**Short exercise:**
Please report every line from the material that contains the word "JSON".

**Dataset content:**

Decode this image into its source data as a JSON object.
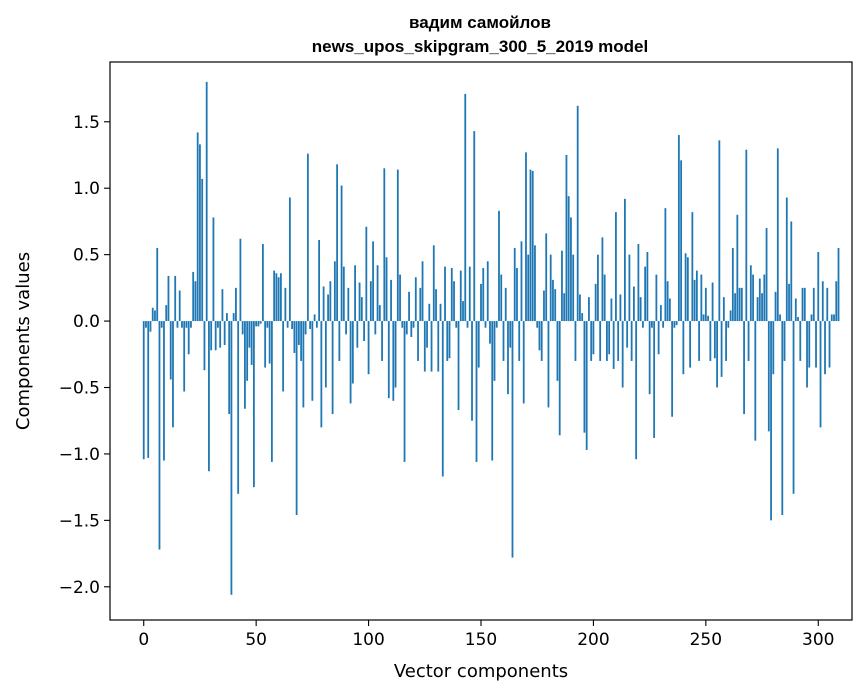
{
  "chart_data": {
    "type": "bar",
    "title": "вадим самойлов",
    "subtitle": "news_upos_skipgram_300_5_2019 model",
    "xlabel": "Vector components",
    "ylabel": "Components values",
    "xlim": [
      -15,
      315
    ],
    "ylim": [
      -2.25,
      1.95
    ],
    "xticks": [
      0,
      50,
      100,
      150,
      200,
      250,
      300
    ],
    "xtick_labels": [
      "0",
      "50",
      "100",
      "150",
      "200",
      "250",
      "300"
    ],
    "yticks": [
      -2.0,
      -1.5,
      -1.0,
      -0.5,
      0.0,
      0.5,
      1.0,
      1.5
    ],
    "ytick_labels": [
      "−2.0",
      "−1.5",
      "−1.0",
      "−0.5",
      "0.0",
      "0.5",
      "1.0",
      "1.5"
    ],
    "bar_color": "#1f77b4",
    "grid": false,
    "series": [
      {
        "name": "components",
        "x_start": 0,
        "values": [
          -1.04,
          -0.05,
          -1.03,
          -0.08,
          0.1,
          0.08,
          0.55,
          -1.72,
          -0.05,
          -1.05,
          0.12,
          0.34,
          -0.44,
          -0.8,
          0.34,
          -0.05,
          0.23,
          -0.05,
          -0.53,
          -0.05,
          -0.25,
          -0.05,
          0.37,
          0.3,
          1.42,
          1.33,
          1.07,
          -0.37,
          1.8,
          -1.13,
          -0.22,
          0.78,
          -0.22,
          -0.05,
          -0.2,
          0.24,
          -0.18,
          0.06,
          -0.7,
          -2.06,
          0.06,
          0.25,
          -1.3,
          0.62,
          -0.1,
          -0.66,
          -0.45,
          -0.2,
          -0.33,
          -1.25,
          -0.04,
          -0.04,
          -0.02,
          0.58,
          -0.35,
          -0.05,
          -0.32,
          -1.06,
          0.38,
          0.36,
          0.33,
          0.36,
          -0.53,
          0.25,
          -0.05,
          0.93,
          -0.06,
          -0.24,
          -1.46,
          -0.18,
          -0.3,
          -0.65,
          -0.1,
          1.26,
          -0.06,
          -0.6,
          0.05,
          -0.05,
          0.61,
          -0.8,
          0.26,
          -0.5,
          0.2,
          0.3,
          -0.7,
          0.45,
          1.18,
          -0.3,
          1.02,
          0.41,
          -0.1,
          0.25,
          -0.62,
          -0.47,
          0.42,
          -0.2,
          0.29,
          0.18,
          -0.15,
          0.71,
          -0.4,
          0.3,
          0.6,
          -0.1,
          0.42,
          0.12,
          -0.3,
          1.15,
          0.48,
          -0.58,
          0.31,
          -0.6,
          -0.5,
          1.14,
          0.35,
          -0.05,
          -1.06,
          -0.1,
          0.22,
          -0.12,
          -0.05,
          0.33,
          -0.3,
          0.25,
          0.45,
          -0.38,
          -0.2,
          0.13,
          -0.38,
          0.57,
          0.24,
          -0.38,
          0.13,
          -1.17,
          0.41,
          -0.3,
          -0.28,
          0.4,
          0.3,
          -0.05,
          -0.67,
          0.38,
          0.15,
          1.71,
          -0.05,
          0.41,
          -0.75,
          1.43,
          -1.06,
          -0.35,
          0.28,
          0.4,
          -0.05,
          0.45,
          -0.17,
          -1.05,
          -0.45,
          -0.05,
          0.83,
          0.35,
          -0.3,
          0.25,
          -0.55,
          -0.2,
          -1.78,
          0.55,
          0.4,
          -0.3,
          0.6,
          -0.62,
          1.27,
          0.5,
          1.14,
          1.13,
          0.57,
          -0.05,
          -0.22,
          -0.3,
          0.23,
          0.66,
          -0.65,
          0.5,
          0.31,
          0.24,
          -0.45,
          -0.86,
          0.53,
          0.21,
          1.25,
          0.94,
          0.78,
          0.5,
          -0.3,
          1.62,
          0.2,
          0.06,
          -0.84,
          -0.97,
          0.18,
          -0.3,
          -0.25,
          0.28,
          0.5,
          -0.3,
          0.63,
          0.35,
          -0.3,
          -0.25,
          0.17,
          -0.36,
          0.82,
          -0.3,
          0.2,
          -0.5,
          0.92,
          -0.2,
          0.5,
          -0.3,
          0.26,
          -1.04,
          0.58,
          0.18,
          -0.05,
          0.41,
          0.52,
          -0.55,
          -0.05,
          -0.88,
          0.35,
          -0.25,
          0.12,
          -0.05,
          0.85,
          0.3,
          0.17,
          -0.72,
          -0.05,
          -0.03,
          1.4,
          1.21,
          -0.4,
          0.51,
          0.48,
          -0.35,
          0.82,
          0.31,
          0.38,
          -0.3,
          0.35,
          0.05,
          0.25,
          0.04,
          -0.3,
          0.29,
          -0.28,
          -0.5,
          1.36,
          -0.42,
          0.18,
          -0.3,
          -0.05,
          0.08,
          0.55,
          0.21,
          0.8,
          0.25,
          0.25,
          -0.7,
          1.29,
          -0.3,
          0.42,
          0.35,
          -0.9,
          0.18,
          0.32,
          0.21,
          0.35,
          0.7,
          -0.83,
          -1.5,
          -0.4,
          0.22,
          1.3,
          0.05,
          -1.46,
          -0.3,
          0.93,
          0.28,
          0.75,
          -1.3,
          0.17,
          0.03,
          -0.3,
          0.25,
          0.25,
          -0.5,
          -0.35,
          0.05,
          0.25,
          -0.35,
          0.52,
          -0.8,
          0.3,
          -0.4,
          0.25,
          -0.35,
          0.05,
          0.05,
          0.3,
          0.55
        ]
      }
    ]
  }
}
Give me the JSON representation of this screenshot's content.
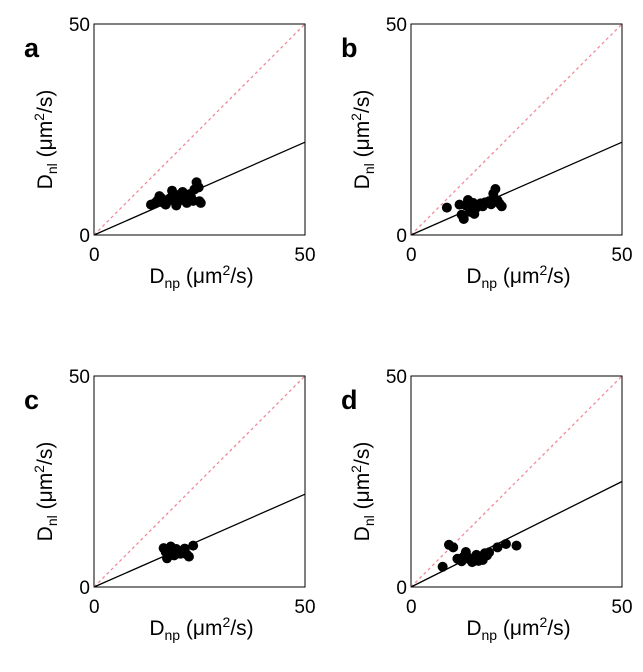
{
  "chart_data": [
    {
      "type": "scatter",
      "panel_label": "a",
      "xlabel": {
        "main": "D",
        "sub": "np",
        "unit_pre": " (μm",
        "sup": "2",
        "unit_post": "/s)"
      },
      "ylabel": {
        "main": "D",
        "sub": "nl",
        "unit_pre": " (μm",
        "sup": "2",
        "unit_post": "/s)"
      },
      "xlim": [
        0,
        50
      ],
      "ylim": [
        0,
        50
      ],
      "xticks": [
        "0",
        "50"
      ],
      "yticks": [
        "0",
        "50"
      ],
      "identity_line": {
        "style": "dashed",
        "color": "#f08a9a"
      },
      "fit_line": {
        "slope": 0.44,
        "color": "#000000"
      },
      "marker_color": "#000000",
      "points": [
        [
          13.5,
          7.2
        ],
        [
          14.5,
          7.6
        ],
        [
          15.0,
          8.1
        ],
        [
          15.5,
          9.2
        ],
        [
          16.0,
          8.7
        ],
        [
          16.5,
          7.6
        ],
        [
          17.0,
          7.2
        ],
        [
          17.5,
          8.0
        ],
        [
          18.0,
          8.7
        ],
        [
          18.5,
          10.5
        ],
        [
          19.0,
          9.5
        ],
        [
          19.5,
          7.0
        ],
        [
          20.0,
          8.0
        ],
        [
          20.5,
          9.7
        ],
        [
          21.0,
          10.2
        ],
        [
          21.5,
          8.5
        ],
        [
          22.0,
          7.6
        ],
        [
          22.5,
          8.8
        ],
        [
          23.0,
          9.0
        ],
        [
          23.5,
          8.1
        ],
        [
          23.8,
          10.8
        ],
        [
          24.3,
          12.5
        ],
        [
          24.8,
          11.3
        ],
        [
          25.0,
          8.0
        ],
        [
          25.3,
          7.6
        ],
        [
          22.7,
          9.7
        ]
      ]
    },
    {
      "type": "scatter",
      "panel_label": "b",
      "xlabel": {
        "main": "D",
        "sub": "np",
        "unit_pre": " (μm",
        "sup": "2",
        "unit_post": "/s)"
      },
      "ylabel": {
        "main": "D",
        "sub": "nl",
        "unit_pre": " (μm",
        "sup": "2",
        "unit_post": "/s)"
      },
      "xlim": [
        0,
        50
      ],
      "ylim": [
        0,
        50
      ],
      "xticks": [
        "0",
        "50"
      ],
      "yticks": [
        "0",
        "50"
      ],
      "identity_line": {
        "style": "dashed",
        "color": "#f08a9a"
      },
      "fit_line": {
        "slope": 0.44,
        "color": "#000000"
      },
      "marker_color": "#000000",
      "points": [
        [
          8.5,
          6.5
        ],
        [
          11.5,
          7.2
        ],
        [
          12.0,
          4.8
        ],
        [
          12.5,
          3.8
        ],
        [
          13.0,
          7.0
        ],
        [
          13.5,
          8.3
        ],
        [
          14.0,
          5.5
        ],
        [
          14.3,
          6.8
        ],
        [
          14.7,
          7.6
        ],
        [
          15.0,
          5.0
        ],
        [
          15.5,
          6.5
        ],
        [
          16.0,
          7.0
        ],
        [
          16.5,
          7.5
        ],
        [
          17.0,
          6.8
        ],
        [
          17.5,
          7.7
        ],
        [
          18.0,
          7.8
        ],
        [
          18.5,
          8.0
        ],
        [
          19.0,
          7.3
        ],
        [
          19.5,
          9.8
        ],
        [
          20.0,
          10.9
        ],
        [
          20.5,
          8.2
        ],
        [
          21.0,
          7.4
        ],
        [
          21.5,
          6.8
        ]
      ]
    },
    {
      "type": "scatter",
      "panel_label": "c",
      "xlabel": {
        "main": "D",
        "sub": "np",
        "unit_pre": " (μm",
        "sup": "2",
        "unit_post": "/s)"
      },
      "ylabel": {
        "main": "D",
        "sub": "nl",
        "unit_pre": " (μm",
        "sup": "2",
        "unit_post": "/s)"
      },
      "xlim": [
        0,
        50
      ],
      "ylim": [
        0,
        50
      ],
      "xticks": [
        "0",
        "50"
      ],
      "yticks": [
        "0",
        "50"
      ],
      "identity_line": {
        "style": "dashed",
        "color": "#f08a9a"
      },
      "fit_line": {
        "slope": 0.44,
        "color": "#000000"
      },
      "marker_color": "#000000",
      "points": [
        [
          16.5,
          9.2
        ],
        [
          17.0,
          8.3
        ],
        [
          17.3,
          6.8
        ],
        [
          17.8,
          7.6
        ],
        [
          18.2,
          9.6
        ],
        [
          18.6,
          8.0
        ],
        [
          19.0,
          7.5
        ],
        [
          19.5,
          9.0
        ],
        [
          20.0,
          8.4
        ],
        [
          20.5,
          7.9
        ],
        [
          21.0,
          8.6
        ],
        [
          21.5,
          9.1
        ],
        [
          22.0,
          7.7
        ],
        [
          22.5,
          7.2
        ],
        [
          23.5,
          9.8
        ]
      ]
    },
    {
      "type": "scatter",
      "panel_label": "d",
      "xlabel": {
        "main": "D",
        "sub": "np",
        "unit_pre": " (μm",
        "sup": "2",
        "unit_post": "/s)"
      },
      "ylabel": {
        "main": "D",
        "sub": "nl",
        "unit_pre": " (μm",
        "sup": "2",
        "unit_post": "/s)"
      },
      "xlim": [
        0,
        50
      ],
      "ylim": [
        0,
        50
      ],
      "xticks": [
        "0",
        "50"
      ],
      "yticks": [
        "0",
        "50"
      ],
      "identity_line": {
        "style": "dashed",
        "color": "#f08a9a"
      },
      "fit_line": {
        "slope": 0.5,
        "color": "#000000"
      },
      "marker_color": "#000000",
      "points": [
        [
          7.5,
          4.8
        ],
        [
          9.0,
          10.0
        ],
        [
          10.0,
          9.4
        ],
        [
          11.0,
          6.7
        ],
        [
          12.0,
          6.1
        ],
        [
          12.5,
          7.2
        ],
        [
          13.0,
          8.3
        ],
        [
          13.5,
          7.0
        ],
        [
          14.0,
          6.5
        ],
        [
          14.5,
          5.9
        ],
        [
          15.0,
          6.7
        ],
        [
          15.5,
          7.6
        ],
        [
          16.0,
          6.2
        ],
        [
          16.5,
          7.0
        ],
        [
          17.0,
          6.4
        ],
        [
          17.5,
          8.0
        ],
        [
          18.0,
          7.5
        ],
        [
          18.5,
          8.2
        ],
        [
          20.5,
          9.4
        ],
        [
          22.5,
          10.2
        ],
        [
          25.0,
          9.8
        ]
      ]
    }
  ]
}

**Exercise solution:**
Decode this image into its source data as a JSON object.
Give me the JSON representation of this screenshot's content.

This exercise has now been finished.